** start of Data to use **

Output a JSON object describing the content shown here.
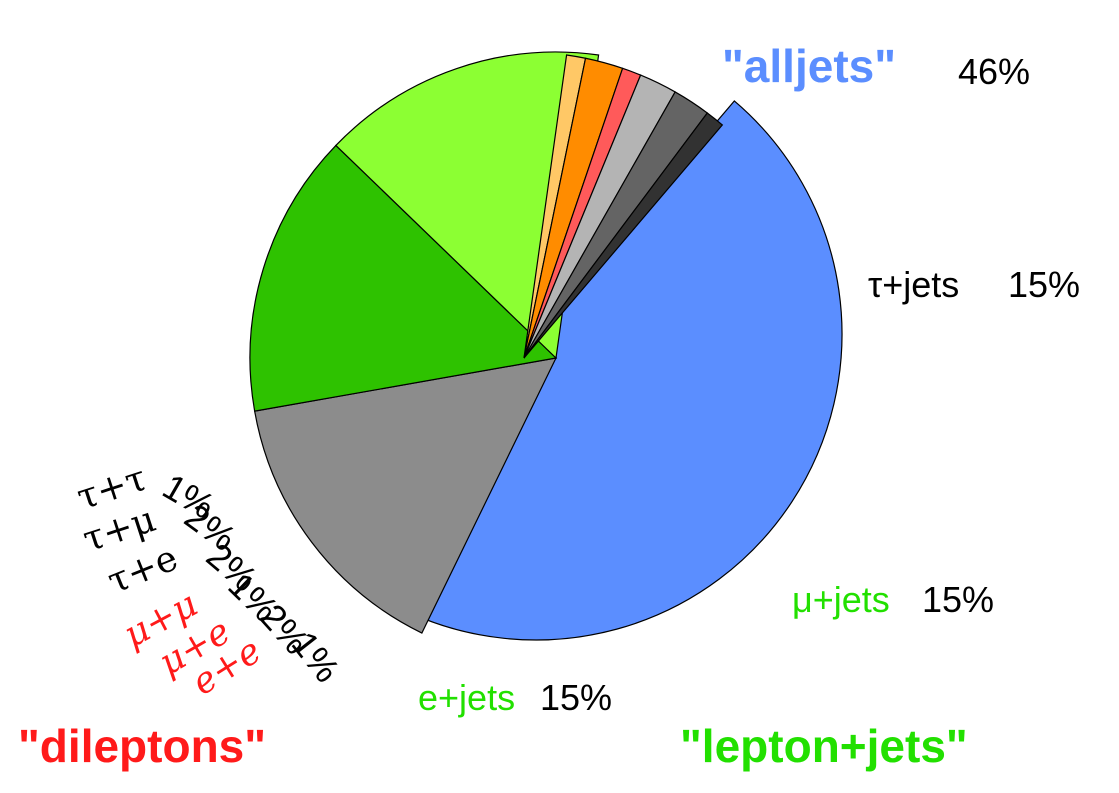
{
  "chart_data": {
    "type": "pie",
    "slices": [
      {
        "label": "\"alljets\"",
        "value": 46,
        "pct_label": "46%",
        "color": "#5b8eff",
        "label_color": "#5b8eff",
        "group": "alljets"
      },
      {
        "label": "τ+jets",
        "value": 15,
        "pct_label": "15%",
        "color": "#8c8c8c",
        "label_color": "#000000",
        "group": "lepton+jets"
      },
      {
        "label": "μ+jets",
        "value": 15,
        "pct_label": "15%",
        "color": "#2ec200",
        "label_color": "#22e000",
        "group": "lepton+jets"
      },
      {
        "label": "e+jets",
        "value": 15,
        "pct_label": "15%",
        "color": "#8cff33",
        "label_color": "#22e000",
        "group": "lepton+jets"
      },
      {
        "label": "e+e",
        "value": 1,
        "pct_label": "1%",
        "color": "#ffc866",
        "label_color": "#ff1a1a",
        "group": "dileptons"
      },
      {
        "label": "μ+e",
        "value": 2,
        "pct_label": "2%",
        "color": "#ff8c00",
        "label_color": "#ff1a1a",
        "group": "dileptons"
      },
      {
        "label": "μ+μ",
        "value": 1,
        "pct_label": "1%",
        "color": "#ff5a5a",
        "label_color": "#ff1a1a",
        "group": "dileptons"
      },
      {
        "label": "τ+e",
        "value": 2,
        "pct_label": "2%",
        "color": "#b4b4b4",
        "label_color": "#000000",
        "group": "dileptons"
      },
      {
        "label": "τ+μ",
        "value": 2,
        "pct_label": "2%",
        "color": "#646464",
        "label_color": "#000000",
        "group": "dileptons"
      },
      {
        "label": "τ+τ",
        "value": 1,
        "pct_label": "1%",
        "color": "#323232",
        "label_color": "#000000",
        "group": "dileptons"
      }
    ],
    "group_labels": {
      "dileptons": {
        "text": "\"dileptons\"",
        "color": "#ff1a1a"
      },
      "lepton_jets": {
        "text": "\"lepton+jets\"",
        "color": "#22e000"
      }
    },
    "legend": "none"
  }
}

** end of Data to use **

[The exercise] Copy out the entries verbatim and leave the images out.

[Result of the task]
Output a JSON object describing the content shown here.
{
  "chart_data": {
    "type": "pie",
    "slices": [
      {
        "label": "\"alljets\"",
        "value": 46,
        "pct_label": "46%",
        "color": "#5b8eff",
        "label_color": "#5b8eff",
        "group": "alljets"
      },
      {
        "label": "τ+jets",
        "value": 15,
        "pct_label": "15%",
        "color": "#8c8c8c",
        "label_color": "#000000",
        "group": "lepton+jets"
      },
      {
        "label": "μ+jets",
        "value": 15,
        "pct_label": "15%",
        "color": "#2ec200",
        "label_color": "#22e000",
        "group": "lepton+jets"
      },
      {
        "label": "e+jets",
        "value": 15,
        "pct_label": "15%",
        "color": "#8cff33",
        "label_color": "#22e000",
        "group": "lepton+jets"
      },
      {
        "label": "e+e",
        "value": 1,
        "pct_label": "1%",
        "color": "#ffc866",
        "label_color": "#ff1a1a",
        "group": "dileptons"
      },
      {
        "label": "μ+e",
        "value": 2,
        "pct_label": "2%",
        "color": "#ff8c00",
        "label_color": "#ff1a1a",
        "group": "dileptons"
      },
      {
        "label": "μ+μ",
        "value": 1,
        "pct_label": "1%",
        "color": "#ff5a5a",
        "label_color": "#ff1a1a",
        "group": "dileptons"
      },
      {
        "label": "τ+e",
        "value": 2,
        "pct_label": "2%",
        "color": "#b4b4b4",
        "label_color": "#000000",
        "group": "dileptons"
      },
      {
        "label": "τ+μ",
        "value": 2,
        "pct_label": "2%",
        "color": "#646464",
        "label_color": "#000000",
        "group": "dileptons"
      },
      {
        "label": "τ+τ",
        "value": 1,
        "pct_label": "1%",
        "color": "#323232",
        "label_color": "#000000",
        "group": "dileptons"
      }
    ],
    "group_labels": {
      "dileptons": {
        "text": "\"dileptons\"",
        "color": "#ff1a1a"
      },
      "lepton_jets": {
        "text": "\"lepton+jets\"",
        "color": "#22e000"
      }
    },
    "legend": "none"
  }
}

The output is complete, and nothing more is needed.